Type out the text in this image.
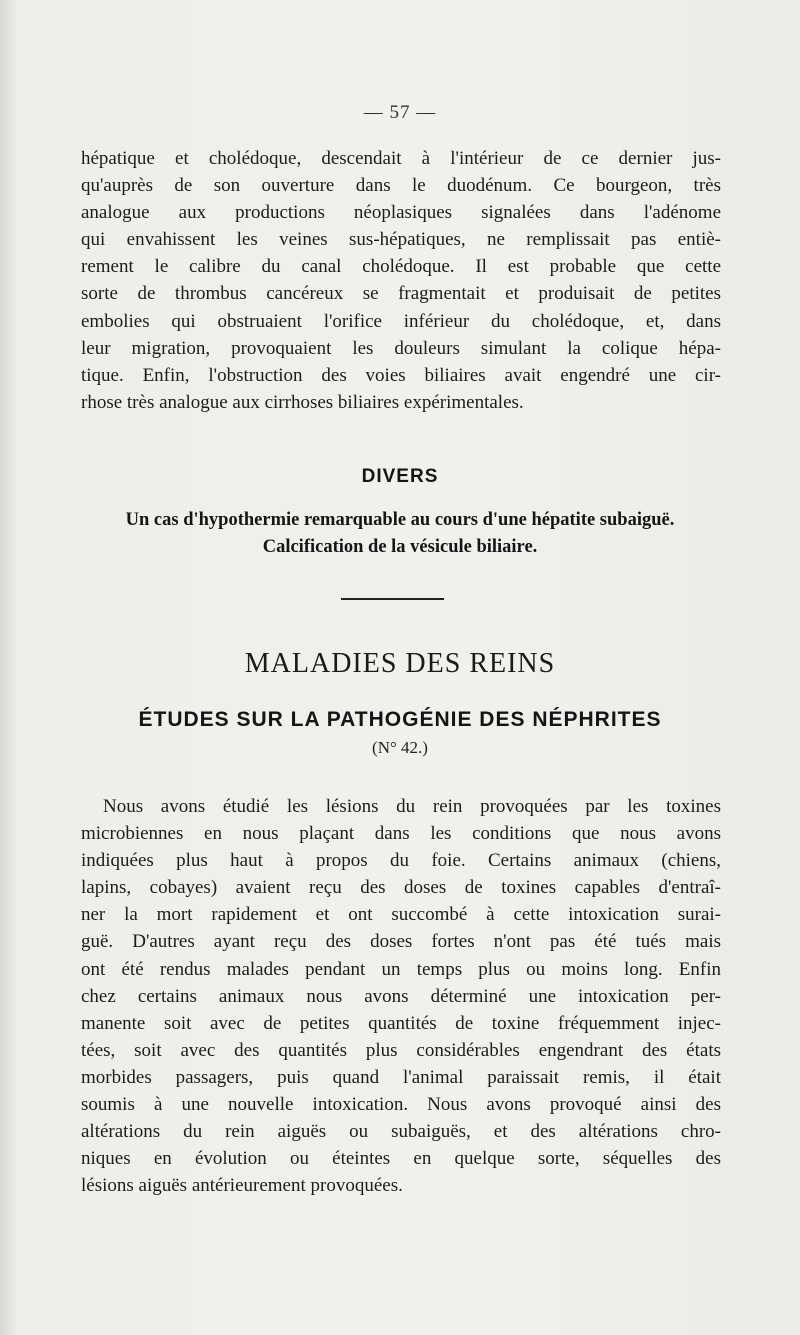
— 57 —

hépatique et cholédoque, descendait à l'intérieur de ce dernier jus-
qu'auprès de son ouverture dans le duodénum. Ce bourgeon, très
analogue aux productions néoplasiques signalées dans l'adénome
qui envahissent les veines sus-hépatiques, ne remplissait pas entiè-
rement le calibre du canal cholédoque. Il est probable que cette
sorte de thrombus cancéreux se fragmentait et produisait de petites
embolies qui obstruaient l'orifice inférieur du cholédoque, et, dans
leur migration, provoquaient les douleurs simulant la colique hépa-
tique. Enfin, l'obstruction des voies biliaires avait engendré une cir-
rhose très analogue aux cirrhoses biliaires expérimentales.

DIVERS
Un cas d'hypothermie remarquable au cours d'une hépatite subaiguë.
Calcification de la vésicule biliaire.
MALADIES DES REINS
ÉTUDES SUR LA PATHOGÉNIE DES NÉPHRITES
(N° 42.)

Nous avons étudié les lésions du rein provoquées par les toxines
microbiennes en nous plaçant dans les conditions que nous avons
indiquées plus haut à propos du foie. Certains animaux (chiens,
lapins, cobayes) avaient reçu des doses de toxines capables d'entraî-
ner la mort rapidement et ont succombé à cette intoxication surai-
guë. D'autres ayant reçu des doses fortes n'ont pas été tués mais
ont été rendus malades pendant un temps plus ou moins long. Enfin
chez certains animaux nous avons déterminé une intoxication per-
manente soit avec de petites quantités de toxine fréquemment injec-
tées, soit avec des quantités plus considérables engendrant des états
morbides passagers, puis quand l'animal paraissait remis, il était
soumis à une nouvelle intoxication. Nous avons provoqué ainsi des
altérations du rein aiguës ou subaiguës, et des altérations chro-
niques en évolution ou éteintes en quelque sorte, séquelles des
lésions aiguës antérieurement provoquées.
▬▬▬▬▬▬▬▬▬▬
## What you have to do
Each line of the data above must be reproduced as written. Skip the pictures.

## Written solution
Type out the text in this image.
— 57 —

hépatique et cholédoque, descendait à l'intérieur de ce dernier jus-
qu'auprès de son ouverture dans le duodénum. Ce bourgeon, très
analogue aux productions néoplasiques signalées dans l'adénome
qui envahissent les veines sus-hépatiques, ne remplissait pas entiè-
rement le calibre du canal cholédoque. Il est probable que cette
sorte de thrombus cancéreux se fragmentait et produisait de petites
embolies qui obstruaient l'orifice inférieur du cholédoque, et, dans
leur migration, provoquaient les douleurs simulant la colique hépa-
tique. Enfin, l'obstruction des voies biliaires avait engendré une cir-
rhose très analogue aux cirrhoses biliaires expérimentales.

DIVERS
Un cas d'hypothermie remarquable au cours d'une hépatite subaiguë.
Calcification de la vésicule biliaire.
MALADIES DES REINS
ÉTUDES SUR LA PATHOGÉNIE DES NÉPHRITES
(N° 42.)

Nous avons étudié les lésions du rein provoquées par les toxines
microbiennes en nous plaçant dans les conditions que nous avons
indiquées plus haut à propos du foie. Certains animaux (chiens,
lapins, cobayes) avaient reçu des doses de toxines capables d'entraî-
ner la mort rapidement et ont succombé à cette intoxication surai-
guë. D'autres ayant reçu des doses fortes n'ont pas été tués mais
ont été rendus malades pendant un temps plus ou moins long. Enfin
chez certains animaux nous avons déterminé une intoxication per-
manente soit avec de petites quantités de toxine fréquemment injec-
tées, soit avec des quantités plus considérables engendrant des états
morbides passagers, puis quand l'animal paraissait remis, il était
soumis à une nouvelle intoxication. Nous avons provoqué ainsi des
altérations du rein aiguës ou subaiguës, et des altérations chro-
niques en évolution ou éteintes en quelque sorte, séquelles des
lésions aiguës antérieurement provoquées.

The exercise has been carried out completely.